* begin RECORDS SHOWN *

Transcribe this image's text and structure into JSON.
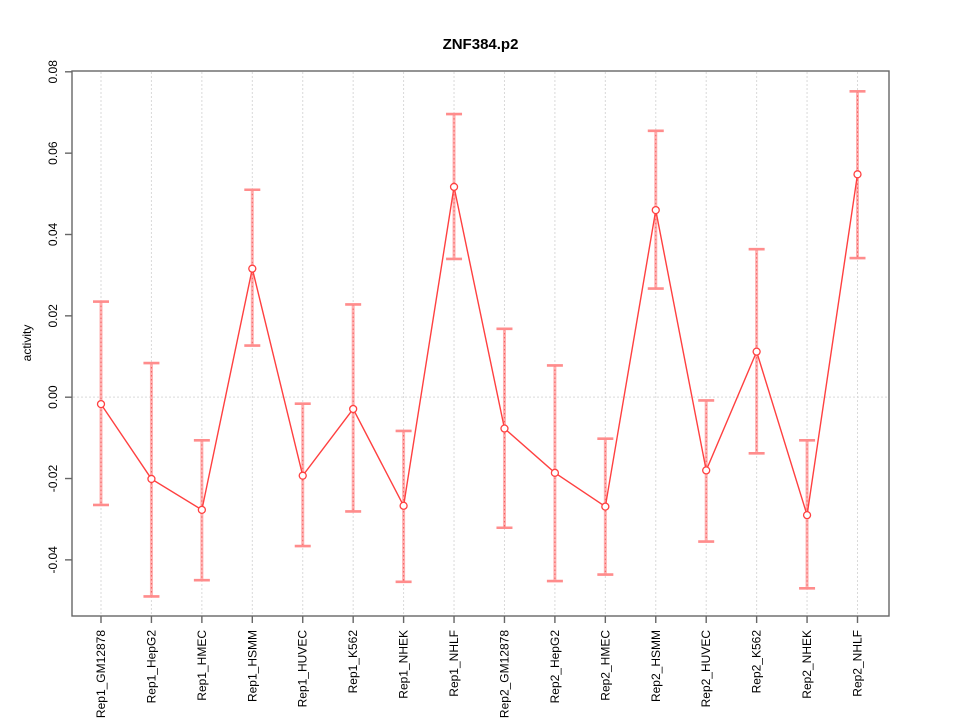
{
  "title": "ZNF384.p2",
  "y_axis": {
    "label": "activity",
    "tick_labels": [
      "-0.04",
      "-0.02",
      "0.00",
      "0.02",
      "0.04",
      "0.06",
      "0.08"
    ],
    "tick_values": [
      -0.04,
      -0.02,
      0.0,
      0.02,
      0.04,
      0.06,
      0.08
    ]
  },
  "chart_data": {
    "type": "line",
    "title": "ZNF384.p2",
    "xlabel": "",
    "ylabel": "activity",
    "categories": [
      "Rep1_GM12878",
      "Rep1_HepG2",
      "Rep1_HMEC",
      "Rep1_HSMM",
      "Rep1_HUVEC",
      "Rep1_K562",
      "Rep1_NHEK",
      "Rep1_NHLF",
      "Rep2_GM12878",
      "Rep2_HepG2",
      "Rep2_HMEC",
      "Rep2_HSMM",
      "Rep2_HUVEC",
      "Rep2_K562",
      "Rep2_NHEK",
      "Rep2_NHLF"
    ],
    "series": [
      {
        "name": "activity",
        "values": [
          -0.0017,
          -0.0201,
          -0.0277,
          0.0316,
          -0.0193,
          -0.0029,
          -0.0267,
          0.0517,
          -0.0077,
          -0.0186,
          -0.0269,
          0.046,
          -0.018,
          0.0112,
          -0.029,
          0.0548
        ],
        "error_low": [
          -0.0265,
          -0.049,
          -0.045,
          0.0127,
          -0.0366,
          -0.0281,
          -0.0454,
          0.034,
          -0.0321,
          -0.0452,
          -0.0436,
          0.0267,
          -0.0355,
          -0.0138,
          -0.047,
          0.0342
        ],
        "error_high": [
          0.0235,
          0.0084,
          -0.0106,
          0.051,
          -0.0016,
          0.0228,
          -0.0083,
          0.0696,
          0.0168,
          0.0078,
          -0.0102,
          0.0655,
          -0.0008,
          0.0364,
          -0.0106,
          0.0752
        ]
      }
    ],
    "ylim": [
      -0.0538,
      0.0802
    ],
    "yticks": [
      -0.04,
      -0.02,
      0.0,
      0.02,
      0.04,
      0.06,
      0.08
    ],
    "grid": "dotted vertical line at every category; dotted horizontal line at y=0",
    "legend": "none",
    "marker": "open-circle",
    "colors": {
      "line": "#ff4040",
      "marker_stroke": "#ff4040",
      "error_bar": "#ffb0b0",
      "error_bar_dotted": "#f25050",
      "error_cap": "#ff8c8c",
      "grid": "#d9d9d9",
      "box": "#666666",
      "text": "#000000",
      "background": "#ffffff"
    }
  }
}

* end RECORDS SHOWN *

REQUEST >> Copy the data exactly. Any picture it contains is to be omitted.

PROBLEM SOLUTION >>
Transcribe this image's text and structure into JSON.
{
  "title": "ZNF384.p2",
  "y_axis": {
    "label": "activity",
    "tick_labels": [
      "-0.04",
      "-0.02",
      "0.00",
      "0.02",
      "0.04",
      "0.06",
      "0.08"
    ],
    "tick_values": [
      -0.04,
      -0.02,
      0.0,
      0.02,
      0.04,
      0.06,
      0.08
    ]
  },
  "chart_data": {
    "type": "line",
    "title": "ZNF384.p2",
    "xlabel": "",
    "ylabel": "activity",
    "categories": [
      "Rep1_GM12878",
      "Rep1_HepG2",
      "Rep1_HMEC",
      "Rep1_HSMM",
      "Rep1_HUVEC",
      "Rep1_K562",
      "Rep1_NHEK",
      "Rep1_NHLF",
      "Rep2_GM12878",
      "Rep2_HepG2",
      "Rep2_HMEC",
      "Rep2_HSMM",
      "Rep2_HUVEC",
      "Rep2_K562",
      "Rep2_NHEK",
      "Rep2_NHLF"
    ],
    "series": [
      {
        "name": "activity",
        "values": [
          -0.0017,
          -0.0201,
          -0.0277,
          0.0316,
          -0.0193,
          -0.0029,
          -0.0267,
          0.0517,
          -0.0077,
          -0.0186,
          -0.0269,
          0.046,
          -0.018,
          0.0112,
          -0.029,
          0.0548
        ],
        "error_low": [
          -0.0265,
          -0.049,
          -0.045,
          0.0127,
          -0.0366,
          -0.0281,
          -0.0454,
          0.034,
          -0.0321,
          -0.0452,
          -0.0436,
          0.0267,
          -0.0355,
          -0.0138,
          -0.047,
          0.0342
        ],
        "error_high": [
          0.0235,
          0.0084,
          -0.0106,
          0.051,
          -0.0016,
          0.0228,
          -0.0083,
          0.0696,
          0.0168,
          0.0078,
          -0.0102,
          0.0655,
          -0.0008,
          0.0364,
          -0.0106,
          0.0752
        ]
      }
    ],
    "ylim": [
      -0.0538,
      0.0802
    ],
    "yticks": [
      -0.04,
      -0.02,
      0.0,
      0.02,
      0.04,
      0.06,
      0.08
    ],
    "grid": "dotted vertical line at every category; dotted horizontal line at y=0",
    "legend": "none",
    "marker": "open-circle",
    "colors": {
      "line": "#ff4040",
      "marker_stroke": "#ff4040",
      "error_bar": "#ffb0b0",
      "error_bar_dotted": "#f25050",
      "error_cap": "#ff8c8c",
      "grid": "#d9d9d9",
      "box": "#666666",
      "text": "#000000",
      "background": "#ffffff"
    }
  }
}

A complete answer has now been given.